[start of MATERIAL PROVIDED]

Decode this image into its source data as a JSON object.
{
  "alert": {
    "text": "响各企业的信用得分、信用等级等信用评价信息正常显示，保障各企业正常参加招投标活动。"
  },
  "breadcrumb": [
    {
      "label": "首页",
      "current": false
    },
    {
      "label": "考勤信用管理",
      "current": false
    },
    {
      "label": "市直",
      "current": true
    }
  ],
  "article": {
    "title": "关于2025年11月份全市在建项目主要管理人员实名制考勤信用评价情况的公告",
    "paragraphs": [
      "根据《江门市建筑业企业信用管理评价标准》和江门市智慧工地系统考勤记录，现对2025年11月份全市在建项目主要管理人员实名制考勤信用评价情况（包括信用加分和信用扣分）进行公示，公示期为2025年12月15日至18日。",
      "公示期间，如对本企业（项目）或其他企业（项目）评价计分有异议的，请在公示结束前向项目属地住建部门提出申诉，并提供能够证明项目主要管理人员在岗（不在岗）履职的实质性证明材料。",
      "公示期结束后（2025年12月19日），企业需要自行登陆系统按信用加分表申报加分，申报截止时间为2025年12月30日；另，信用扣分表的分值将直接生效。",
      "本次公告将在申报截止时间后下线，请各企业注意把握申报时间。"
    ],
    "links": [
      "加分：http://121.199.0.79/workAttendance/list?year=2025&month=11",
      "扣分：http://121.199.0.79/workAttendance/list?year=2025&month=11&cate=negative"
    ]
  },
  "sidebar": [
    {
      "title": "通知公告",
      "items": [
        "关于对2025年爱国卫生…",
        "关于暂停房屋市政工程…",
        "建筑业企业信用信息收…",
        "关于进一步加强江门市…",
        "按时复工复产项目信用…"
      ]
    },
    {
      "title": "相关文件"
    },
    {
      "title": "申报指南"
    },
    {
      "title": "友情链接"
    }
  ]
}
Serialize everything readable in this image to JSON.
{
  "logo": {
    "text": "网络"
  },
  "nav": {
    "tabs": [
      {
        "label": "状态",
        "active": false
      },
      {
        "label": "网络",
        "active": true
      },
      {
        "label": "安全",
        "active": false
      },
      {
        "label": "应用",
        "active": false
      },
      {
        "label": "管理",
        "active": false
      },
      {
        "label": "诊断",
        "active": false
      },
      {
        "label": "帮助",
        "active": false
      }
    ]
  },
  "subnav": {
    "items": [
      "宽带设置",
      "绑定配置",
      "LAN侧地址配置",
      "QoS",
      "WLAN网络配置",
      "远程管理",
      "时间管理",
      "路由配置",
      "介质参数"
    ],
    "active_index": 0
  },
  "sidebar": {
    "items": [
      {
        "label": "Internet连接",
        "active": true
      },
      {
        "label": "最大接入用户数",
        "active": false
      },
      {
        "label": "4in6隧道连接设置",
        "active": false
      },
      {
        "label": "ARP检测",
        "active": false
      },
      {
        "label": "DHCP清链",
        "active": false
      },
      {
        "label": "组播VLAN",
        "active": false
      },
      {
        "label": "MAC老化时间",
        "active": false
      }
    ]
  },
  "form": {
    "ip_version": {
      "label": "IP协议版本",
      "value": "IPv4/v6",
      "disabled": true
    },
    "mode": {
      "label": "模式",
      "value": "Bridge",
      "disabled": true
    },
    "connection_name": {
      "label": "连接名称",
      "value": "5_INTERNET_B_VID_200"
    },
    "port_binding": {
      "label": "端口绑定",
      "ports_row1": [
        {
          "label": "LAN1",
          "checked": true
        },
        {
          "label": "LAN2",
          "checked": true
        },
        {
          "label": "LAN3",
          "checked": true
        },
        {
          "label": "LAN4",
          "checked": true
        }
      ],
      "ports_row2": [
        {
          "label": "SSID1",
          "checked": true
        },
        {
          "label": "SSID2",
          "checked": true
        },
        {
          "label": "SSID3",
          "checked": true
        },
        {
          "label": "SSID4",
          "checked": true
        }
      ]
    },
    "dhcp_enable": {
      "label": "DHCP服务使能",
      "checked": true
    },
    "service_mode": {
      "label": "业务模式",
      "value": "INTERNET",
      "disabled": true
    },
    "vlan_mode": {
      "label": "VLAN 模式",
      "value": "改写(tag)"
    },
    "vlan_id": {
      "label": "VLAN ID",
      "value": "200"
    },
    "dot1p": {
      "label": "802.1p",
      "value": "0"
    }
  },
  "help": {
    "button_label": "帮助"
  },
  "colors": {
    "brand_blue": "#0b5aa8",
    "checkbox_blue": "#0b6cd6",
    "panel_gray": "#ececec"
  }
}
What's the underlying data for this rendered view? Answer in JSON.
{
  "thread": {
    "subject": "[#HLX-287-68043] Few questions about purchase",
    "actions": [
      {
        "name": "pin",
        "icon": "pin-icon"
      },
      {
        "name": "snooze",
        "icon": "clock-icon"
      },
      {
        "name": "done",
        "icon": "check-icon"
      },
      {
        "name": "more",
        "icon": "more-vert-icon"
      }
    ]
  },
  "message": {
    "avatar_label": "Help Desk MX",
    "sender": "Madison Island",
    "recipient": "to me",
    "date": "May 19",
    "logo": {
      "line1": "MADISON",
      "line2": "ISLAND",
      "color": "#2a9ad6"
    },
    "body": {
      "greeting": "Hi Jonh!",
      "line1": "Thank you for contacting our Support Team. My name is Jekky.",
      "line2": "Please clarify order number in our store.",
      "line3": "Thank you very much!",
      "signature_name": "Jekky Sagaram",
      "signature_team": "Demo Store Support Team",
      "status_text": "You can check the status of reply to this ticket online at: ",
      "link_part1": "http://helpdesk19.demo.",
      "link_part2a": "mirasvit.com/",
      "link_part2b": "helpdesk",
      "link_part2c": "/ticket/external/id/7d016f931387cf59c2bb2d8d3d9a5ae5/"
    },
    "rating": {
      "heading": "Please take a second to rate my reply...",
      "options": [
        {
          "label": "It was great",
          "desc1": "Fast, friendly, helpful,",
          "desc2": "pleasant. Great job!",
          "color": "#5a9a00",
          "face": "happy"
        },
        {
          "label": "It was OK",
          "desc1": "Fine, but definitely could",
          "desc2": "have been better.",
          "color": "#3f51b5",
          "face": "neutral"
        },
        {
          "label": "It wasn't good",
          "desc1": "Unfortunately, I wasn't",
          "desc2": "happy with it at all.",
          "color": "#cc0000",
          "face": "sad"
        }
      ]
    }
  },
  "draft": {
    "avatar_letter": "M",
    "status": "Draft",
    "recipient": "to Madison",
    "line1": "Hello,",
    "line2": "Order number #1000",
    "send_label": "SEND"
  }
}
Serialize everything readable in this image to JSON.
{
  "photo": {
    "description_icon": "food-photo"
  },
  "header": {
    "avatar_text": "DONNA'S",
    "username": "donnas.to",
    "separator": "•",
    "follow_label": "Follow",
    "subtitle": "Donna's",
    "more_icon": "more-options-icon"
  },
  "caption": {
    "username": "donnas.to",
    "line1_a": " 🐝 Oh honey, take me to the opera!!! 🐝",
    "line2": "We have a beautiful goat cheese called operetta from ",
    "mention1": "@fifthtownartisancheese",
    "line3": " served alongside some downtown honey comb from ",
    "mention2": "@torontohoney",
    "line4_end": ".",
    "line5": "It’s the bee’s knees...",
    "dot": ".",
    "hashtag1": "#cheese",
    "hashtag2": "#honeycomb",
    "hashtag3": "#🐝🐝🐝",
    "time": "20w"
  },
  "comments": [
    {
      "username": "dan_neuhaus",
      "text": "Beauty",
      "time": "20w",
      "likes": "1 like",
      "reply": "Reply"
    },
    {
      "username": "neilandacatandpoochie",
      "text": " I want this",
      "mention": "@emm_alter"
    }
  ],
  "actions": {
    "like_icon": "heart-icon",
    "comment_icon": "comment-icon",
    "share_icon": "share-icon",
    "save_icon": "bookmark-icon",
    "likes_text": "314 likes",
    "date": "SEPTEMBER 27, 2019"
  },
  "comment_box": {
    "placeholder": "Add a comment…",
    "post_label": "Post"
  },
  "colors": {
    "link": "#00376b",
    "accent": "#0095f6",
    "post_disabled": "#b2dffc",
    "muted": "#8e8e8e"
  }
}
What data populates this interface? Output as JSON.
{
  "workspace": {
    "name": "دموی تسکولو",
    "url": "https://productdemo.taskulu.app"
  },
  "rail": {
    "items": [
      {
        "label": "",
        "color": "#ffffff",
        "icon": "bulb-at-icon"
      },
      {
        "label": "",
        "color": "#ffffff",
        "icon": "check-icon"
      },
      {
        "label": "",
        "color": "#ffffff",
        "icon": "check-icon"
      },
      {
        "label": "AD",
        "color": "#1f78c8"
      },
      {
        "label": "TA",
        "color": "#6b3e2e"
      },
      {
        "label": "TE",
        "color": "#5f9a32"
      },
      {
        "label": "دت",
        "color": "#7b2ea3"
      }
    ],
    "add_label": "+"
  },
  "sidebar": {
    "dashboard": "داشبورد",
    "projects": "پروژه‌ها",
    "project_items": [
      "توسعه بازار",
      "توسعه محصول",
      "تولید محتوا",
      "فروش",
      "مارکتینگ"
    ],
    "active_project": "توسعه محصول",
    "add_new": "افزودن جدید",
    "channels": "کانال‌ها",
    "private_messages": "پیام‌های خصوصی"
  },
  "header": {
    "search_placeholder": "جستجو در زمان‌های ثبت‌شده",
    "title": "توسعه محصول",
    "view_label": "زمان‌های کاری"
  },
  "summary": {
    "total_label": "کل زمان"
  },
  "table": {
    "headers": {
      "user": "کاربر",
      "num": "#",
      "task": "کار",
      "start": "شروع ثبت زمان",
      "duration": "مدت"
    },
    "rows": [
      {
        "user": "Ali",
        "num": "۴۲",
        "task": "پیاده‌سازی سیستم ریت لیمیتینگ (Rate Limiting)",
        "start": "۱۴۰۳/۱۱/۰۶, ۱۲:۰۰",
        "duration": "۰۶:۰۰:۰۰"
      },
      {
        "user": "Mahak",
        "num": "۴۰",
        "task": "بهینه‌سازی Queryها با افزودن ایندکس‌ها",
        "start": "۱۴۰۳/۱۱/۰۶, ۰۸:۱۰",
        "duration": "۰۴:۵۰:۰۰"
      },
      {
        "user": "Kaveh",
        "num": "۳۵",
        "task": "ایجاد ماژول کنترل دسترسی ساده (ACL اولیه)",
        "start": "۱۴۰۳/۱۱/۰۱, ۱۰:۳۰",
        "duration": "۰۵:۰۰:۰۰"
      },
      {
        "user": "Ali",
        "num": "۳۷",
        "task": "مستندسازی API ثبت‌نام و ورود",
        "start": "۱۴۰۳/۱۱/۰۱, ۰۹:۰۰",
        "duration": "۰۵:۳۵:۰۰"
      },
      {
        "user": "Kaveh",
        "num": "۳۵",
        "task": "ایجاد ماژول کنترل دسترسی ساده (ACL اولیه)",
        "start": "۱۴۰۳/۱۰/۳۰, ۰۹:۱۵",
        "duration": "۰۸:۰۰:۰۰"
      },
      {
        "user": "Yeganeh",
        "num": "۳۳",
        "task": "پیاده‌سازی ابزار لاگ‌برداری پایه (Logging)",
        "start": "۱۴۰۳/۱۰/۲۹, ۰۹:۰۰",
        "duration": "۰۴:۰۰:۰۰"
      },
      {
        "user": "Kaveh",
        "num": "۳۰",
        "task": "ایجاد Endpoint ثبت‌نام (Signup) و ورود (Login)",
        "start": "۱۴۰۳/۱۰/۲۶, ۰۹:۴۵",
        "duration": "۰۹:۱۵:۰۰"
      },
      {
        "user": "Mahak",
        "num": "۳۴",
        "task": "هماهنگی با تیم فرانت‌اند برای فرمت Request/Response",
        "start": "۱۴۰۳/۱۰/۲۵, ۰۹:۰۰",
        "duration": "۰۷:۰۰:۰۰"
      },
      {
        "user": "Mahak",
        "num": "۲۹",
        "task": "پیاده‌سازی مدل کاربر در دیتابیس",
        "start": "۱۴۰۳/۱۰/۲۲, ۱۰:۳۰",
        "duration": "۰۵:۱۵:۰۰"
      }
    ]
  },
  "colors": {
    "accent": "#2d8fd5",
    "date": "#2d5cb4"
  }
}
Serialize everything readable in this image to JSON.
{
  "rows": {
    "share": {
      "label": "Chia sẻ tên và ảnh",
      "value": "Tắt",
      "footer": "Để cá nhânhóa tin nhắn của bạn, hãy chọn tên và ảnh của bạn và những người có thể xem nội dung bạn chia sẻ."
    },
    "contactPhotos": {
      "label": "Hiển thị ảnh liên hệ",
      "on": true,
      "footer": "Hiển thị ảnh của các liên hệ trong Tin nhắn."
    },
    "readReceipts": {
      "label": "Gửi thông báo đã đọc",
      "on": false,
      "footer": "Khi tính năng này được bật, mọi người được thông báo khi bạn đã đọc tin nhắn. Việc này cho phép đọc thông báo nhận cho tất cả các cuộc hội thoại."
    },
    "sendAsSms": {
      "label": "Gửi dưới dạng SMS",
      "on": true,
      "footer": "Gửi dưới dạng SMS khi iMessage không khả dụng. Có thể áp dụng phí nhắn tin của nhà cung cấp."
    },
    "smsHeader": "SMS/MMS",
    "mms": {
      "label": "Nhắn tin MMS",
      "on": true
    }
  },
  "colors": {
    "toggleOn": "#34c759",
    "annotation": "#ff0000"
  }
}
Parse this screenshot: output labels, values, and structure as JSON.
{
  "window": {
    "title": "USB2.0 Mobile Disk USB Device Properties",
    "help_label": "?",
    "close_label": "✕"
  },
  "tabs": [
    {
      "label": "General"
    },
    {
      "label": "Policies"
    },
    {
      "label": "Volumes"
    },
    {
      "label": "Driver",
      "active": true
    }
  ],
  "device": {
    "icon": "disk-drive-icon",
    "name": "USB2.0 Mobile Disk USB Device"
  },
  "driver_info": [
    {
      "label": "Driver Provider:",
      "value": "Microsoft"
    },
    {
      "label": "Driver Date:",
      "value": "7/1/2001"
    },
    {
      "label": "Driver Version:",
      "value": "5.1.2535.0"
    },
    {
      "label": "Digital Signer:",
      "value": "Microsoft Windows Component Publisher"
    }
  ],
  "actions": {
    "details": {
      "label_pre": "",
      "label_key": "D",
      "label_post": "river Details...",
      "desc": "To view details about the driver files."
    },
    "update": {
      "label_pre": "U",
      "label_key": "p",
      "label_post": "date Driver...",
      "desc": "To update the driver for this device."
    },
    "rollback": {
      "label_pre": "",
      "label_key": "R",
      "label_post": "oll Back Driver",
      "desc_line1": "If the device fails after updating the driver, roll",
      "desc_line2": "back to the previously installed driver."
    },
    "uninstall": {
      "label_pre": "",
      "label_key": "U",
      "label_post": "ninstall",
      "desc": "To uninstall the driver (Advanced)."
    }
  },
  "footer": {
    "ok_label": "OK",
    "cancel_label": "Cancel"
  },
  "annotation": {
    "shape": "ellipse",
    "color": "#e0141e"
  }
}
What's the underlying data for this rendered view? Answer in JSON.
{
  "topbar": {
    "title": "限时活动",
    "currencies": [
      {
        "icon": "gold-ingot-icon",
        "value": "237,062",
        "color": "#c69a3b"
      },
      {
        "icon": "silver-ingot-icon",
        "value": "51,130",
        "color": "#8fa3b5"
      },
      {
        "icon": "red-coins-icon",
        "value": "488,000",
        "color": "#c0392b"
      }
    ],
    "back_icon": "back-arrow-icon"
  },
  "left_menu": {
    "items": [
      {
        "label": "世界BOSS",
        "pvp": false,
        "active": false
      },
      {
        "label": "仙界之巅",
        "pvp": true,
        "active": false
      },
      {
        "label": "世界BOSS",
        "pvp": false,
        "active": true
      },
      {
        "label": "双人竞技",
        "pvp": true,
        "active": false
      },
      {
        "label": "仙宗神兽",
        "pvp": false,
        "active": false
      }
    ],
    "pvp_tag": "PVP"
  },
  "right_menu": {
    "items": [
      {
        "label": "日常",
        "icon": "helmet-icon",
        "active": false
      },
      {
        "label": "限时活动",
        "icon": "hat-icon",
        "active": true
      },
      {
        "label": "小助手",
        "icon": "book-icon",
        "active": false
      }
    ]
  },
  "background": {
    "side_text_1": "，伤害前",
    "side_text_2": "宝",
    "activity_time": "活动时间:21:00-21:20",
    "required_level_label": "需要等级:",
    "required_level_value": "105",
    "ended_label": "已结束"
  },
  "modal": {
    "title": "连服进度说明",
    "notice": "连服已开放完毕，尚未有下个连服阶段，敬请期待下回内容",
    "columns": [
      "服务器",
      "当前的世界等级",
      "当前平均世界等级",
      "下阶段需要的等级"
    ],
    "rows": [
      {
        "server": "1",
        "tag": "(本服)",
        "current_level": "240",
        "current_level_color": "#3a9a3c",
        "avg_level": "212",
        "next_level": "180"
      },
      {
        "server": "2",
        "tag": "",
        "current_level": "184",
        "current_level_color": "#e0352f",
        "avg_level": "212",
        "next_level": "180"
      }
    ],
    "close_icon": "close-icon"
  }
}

[end of MATERIAL PROVIDED]

## REQUIRED TASK
In the entries above, find each line with the string "data" and copy it.

## REPLY TO THE EXERCISE
Decode this image into its source data as a JSON object.
What's the underlying data for this rendered view? Answer in JSON.
What data populates this interface? Output as JSON.
What's the underlying data for this rendered view? Answer in JSON.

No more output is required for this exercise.